REQUIRED TASK 1: What are the three varieties of limequat named in the text on limes?

• • • •

The leaves imbue dishes with a delicate yet bold lemon-lime flavor, which is memorable in Thai curries, sauces and fish. They can be used in American chili and soup recipes as well.
Photo of kaffir leaves above, and the kaffir lime at left, courtesy of Melissas.com.
Key Lime (Citrus aurantifolia Swingle). Also known as the Mexican lime, West Indies lime and Bartender’s lime, the highly-aromatic Key lime is grown in the Florida Keys, Mexico and the West Indies. It is smaller and round, the size of a ping pong ball, and more fragrant and less acidic. The color can range from a regular lime green to yellow in color, depending on ripeness. Those not familiar with it can mistake it for a lemon, but the skin is smooth, thin-skinned and full of small seeds. It also has a distinct, tart, but less acid, juice than the Persian lime. Both are the only two limes, acid or sour, that are commercially grown.
Key limes. Photo courtesy of
The term “Key” lime is an American retronym; this is the same lime brought back to Europe from the Crusades. Its name comes from the Persian, limu. It was later planted in Florida, Mexico and the Caribbean (see the history, above). In addition to making Key lime pie (don’t buy juice in bottles!), add slices to marinades, sauces, fruit salads, and pastries to enliven other flavors.
Limequat (Citrus x Fortunella). A lime-kumquat hybrid originating in China, and now grown around the world—in the U.S., in California and Florida. The fruit can be found during the fall and winter months. There are three distinct varieties, Eustis, Lakeland and Tavares. The fruit is small and oval like the kumquat, but greenish yellow instead of orange. Like the kumquat, it is entirely edible; the skin is sweet and the pulp tastes like lime. It is eaten whole or used to flavor drinks and dishes and makes for a bittersweet flavor. The rind is fragrant and fairly thin, covering an acidic, fleshy interior. Although the limequat can be served fresh and added to salads, it is more commonly cooked and used to make syrups and preserves.

• • • •

REQUIRED TASK 2: Take the rows from their first line through the line containing "add-guest-label: Dodaj Gościa: [2296, 90, 2472, 122]", switch every "guest-name" to "invitee-name", and return only those lines.

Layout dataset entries

• • • •

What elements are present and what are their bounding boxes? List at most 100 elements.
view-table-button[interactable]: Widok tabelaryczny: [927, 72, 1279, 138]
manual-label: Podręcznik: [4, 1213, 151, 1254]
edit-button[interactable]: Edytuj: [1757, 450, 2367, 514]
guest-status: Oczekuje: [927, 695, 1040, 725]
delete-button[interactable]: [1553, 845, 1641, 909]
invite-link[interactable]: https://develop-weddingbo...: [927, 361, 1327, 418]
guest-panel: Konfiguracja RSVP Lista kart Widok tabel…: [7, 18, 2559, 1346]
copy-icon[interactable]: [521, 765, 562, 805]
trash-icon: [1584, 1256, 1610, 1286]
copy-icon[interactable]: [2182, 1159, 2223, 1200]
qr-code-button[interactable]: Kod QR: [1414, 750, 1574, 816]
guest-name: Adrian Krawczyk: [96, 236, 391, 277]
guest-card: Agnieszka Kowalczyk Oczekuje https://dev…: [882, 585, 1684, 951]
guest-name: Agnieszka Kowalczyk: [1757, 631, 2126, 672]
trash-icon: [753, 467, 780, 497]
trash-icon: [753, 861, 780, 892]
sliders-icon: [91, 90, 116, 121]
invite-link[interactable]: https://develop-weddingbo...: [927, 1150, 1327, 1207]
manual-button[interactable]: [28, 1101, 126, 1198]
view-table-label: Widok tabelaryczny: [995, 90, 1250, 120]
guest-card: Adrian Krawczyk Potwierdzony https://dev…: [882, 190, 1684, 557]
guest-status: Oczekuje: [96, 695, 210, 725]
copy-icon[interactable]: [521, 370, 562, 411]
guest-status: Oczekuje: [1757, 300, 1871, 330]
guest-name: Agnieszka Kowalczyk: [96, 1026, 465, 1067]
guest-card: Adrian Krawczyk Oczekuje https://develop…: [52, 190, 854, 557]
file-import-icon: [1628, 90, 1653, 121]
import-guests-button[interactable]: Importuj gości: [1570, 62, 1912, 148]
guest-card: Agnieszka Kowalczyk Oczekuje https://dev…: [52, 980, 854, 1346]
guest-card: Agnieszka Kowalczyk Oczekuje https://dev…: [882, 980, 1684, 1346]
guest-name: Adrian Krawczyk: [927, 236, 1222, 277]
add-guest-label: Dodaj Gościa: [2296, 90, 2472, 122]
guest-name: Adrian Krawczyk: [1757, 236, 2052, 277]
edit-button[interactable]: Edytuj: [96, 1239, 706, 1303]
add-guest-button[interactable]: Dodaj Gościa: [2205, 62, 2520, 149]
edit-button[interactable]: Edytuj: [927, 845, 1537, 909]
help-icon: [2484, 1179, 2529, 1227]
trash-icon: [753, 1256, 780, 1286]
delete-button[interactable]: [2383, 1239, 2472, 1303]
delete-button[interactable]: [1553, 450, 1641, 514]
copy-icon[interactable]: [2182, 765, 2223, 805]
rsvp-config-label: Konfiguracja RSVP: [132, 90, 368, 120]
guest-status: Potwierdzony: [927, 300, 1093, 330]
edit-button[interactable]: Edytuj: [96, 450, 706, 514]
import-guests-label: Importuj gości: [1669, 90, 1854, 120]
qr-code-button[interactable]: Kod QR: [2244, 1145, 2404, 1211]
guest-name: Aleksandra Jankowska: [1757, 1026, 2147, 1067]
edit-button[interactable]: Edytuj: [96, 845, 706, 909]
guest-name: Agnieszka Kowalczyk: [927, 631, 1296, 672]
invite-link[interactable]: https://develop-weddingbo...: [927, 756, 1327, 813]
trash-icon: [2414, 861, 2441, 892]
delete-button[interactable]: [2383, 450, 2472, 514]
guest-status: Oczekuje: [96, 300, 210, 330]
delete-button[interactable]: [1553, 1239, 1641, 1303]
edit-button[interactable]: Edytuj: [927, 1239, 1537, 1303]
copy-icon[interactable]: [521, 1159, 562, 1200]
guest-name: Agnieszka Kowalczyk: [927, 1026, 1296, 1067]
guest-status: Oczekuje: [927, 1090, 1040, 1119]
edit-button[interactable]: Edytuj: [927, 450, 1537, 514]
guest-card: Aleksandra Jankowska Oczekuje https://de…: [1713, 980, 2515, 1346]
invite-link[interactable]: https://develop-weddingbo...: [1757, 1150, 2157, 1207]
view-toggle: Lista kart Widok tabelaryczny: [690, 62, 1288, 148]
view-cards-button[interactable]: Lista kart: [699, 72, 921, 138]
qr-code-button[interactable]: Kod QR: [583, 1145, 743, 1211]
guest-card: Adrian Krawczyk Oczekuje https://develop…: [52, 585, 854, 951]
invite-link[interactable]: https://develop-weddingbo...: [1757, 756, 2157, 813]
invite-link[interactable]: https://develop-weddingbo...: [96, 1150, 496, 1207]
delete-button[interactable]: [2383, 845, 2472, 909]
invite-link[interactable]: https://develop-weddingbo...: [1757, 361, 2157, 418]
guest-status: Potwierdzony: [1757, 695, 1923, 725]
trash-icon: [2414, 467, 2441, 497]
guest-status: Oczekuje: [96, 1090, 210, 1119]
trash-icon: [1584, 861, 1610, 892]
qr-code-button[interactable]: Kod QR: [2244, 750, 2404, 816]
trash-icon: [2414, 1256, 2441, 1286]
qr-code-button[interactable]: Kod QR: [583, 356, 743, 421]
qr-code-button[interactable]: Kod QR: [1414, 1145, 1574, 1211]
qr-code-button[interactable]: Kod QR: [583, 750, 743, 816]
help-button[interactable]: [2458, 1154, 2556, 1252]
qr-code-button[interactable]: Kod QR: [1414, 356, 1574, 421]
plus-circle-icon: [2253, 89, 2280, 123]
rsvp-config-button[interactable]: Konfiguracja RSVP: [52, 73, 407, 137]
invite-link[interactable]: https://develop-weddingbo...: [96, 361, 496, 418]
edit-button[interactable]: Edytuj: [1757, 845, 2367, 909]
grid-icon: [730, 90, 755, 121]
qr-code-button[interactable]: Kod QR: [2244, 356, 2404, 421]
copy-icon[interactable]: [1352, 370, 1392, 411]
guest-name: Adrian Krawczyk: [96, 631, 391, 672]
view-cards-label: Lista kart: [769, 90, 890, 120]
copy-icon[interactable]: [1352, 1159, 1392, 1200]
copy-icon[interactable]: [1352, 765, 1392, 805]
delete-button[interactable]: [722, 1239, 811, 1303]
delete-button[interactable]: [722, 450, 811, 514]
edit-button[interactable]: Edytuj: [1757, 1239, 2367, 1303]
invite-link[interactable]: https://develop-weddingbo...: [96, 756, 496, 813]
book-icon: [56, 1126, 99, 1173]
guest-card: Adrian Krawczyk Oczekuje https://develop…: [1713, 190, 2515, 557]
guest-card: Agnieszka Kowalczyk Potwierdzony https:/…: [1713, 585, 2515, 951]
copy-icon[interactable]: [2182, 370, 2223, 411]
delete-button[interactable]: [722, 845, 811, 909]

• • • •

FULL SOLUTION 1: Eustis, Lakeland and Tavares.

FULL SOLUTION 2:
What elements are present and what are their bounding boxes? List at most 100 elements.
view-table-button[interactable]: Widok tabelaryczny: [927, 72, 1279, 138]
manual-label: Podręcznik: [4, 1213, 151, 1254]
edit-button[interactable]: Edytuj: [1757, 450, 2367, 514]
guest-status: Oczekuje: [927, 695, 1040, 725]
delete-button[interactable]: [1553, 845, 1641, 909]
invite-link[interactable]: https://develop-weddingbo...: [927, 361, 1327, 418]
guest-panel: Konfiguracja RSVP Lista kart Widok tabel…: [7, 18, 2559, 1346]
copy-icon[interactable]: [521, 765, 562, 805]
trash-icon: [1584, 1256, 1610, 1286]
copy-icon[interactable]: [2182, 1159, 2223, 1200]
qr-code-button[interactable]: Kod QR: [1414, 750, 1574, 816]
invitee-name: Adrian Krawczyk: [96, 236, 391, 277]
guest-card: Agnieszka Kowalczyk Oczekuje https://dev…: [882, 585, 1684, 951]
invitee-name: Agnieszka Kowalczyk: [1757, 631, 2126, 672]
trash-icon: [753, 467, 780, 497]
trash-icon: [753, 861, 780, 892]
sliders-icon: [91, 90, 116, 121]
invite-link[interactable]: https://develop-weddingbo...: [927, 1150, 1327, 1207]
manual-button[interactable]: [28, 1101, 126, 1198]
view-table-label: Widok tabelaryczny: [995, 90, 1250, 120]
guest-card: Adrian Krawczyk Potwierdzony https://dev…: [882, 190, 1684, 557]
guest-status: Oczekuje: [96, 695, 210, 725]
copy-icon[interactable]: [521, 370, 562, 411]
guest-status: Oczekuje: [1757, 300, 1871, 330]
invitee-name: Agnieszka Kowalczyk: [96, 1026, 465, 1067]
guest-card: Adrian Krawczyk Oczekuje https://develop…: [52, 190, 854, 557]
file-import-icon: [1628, 90, 1653, 121]
import-guests-button[interactable]: Importuj gości: [1570, 62, 1912, 148]
guest-card: Agnieszka Kowalczyk Oczekuje https://dev…: [52, 980, 854, 1346]
guest-card: Agnieszka Kowalczyk Oczekuje https://dev…: [882, 980, 1684, 1346]
invitee-name: Adrian Krawczyk: [927, 236, 1222, 277]
add-guest-label: Dodaj Gościa: [2296, 90, 2472, 122]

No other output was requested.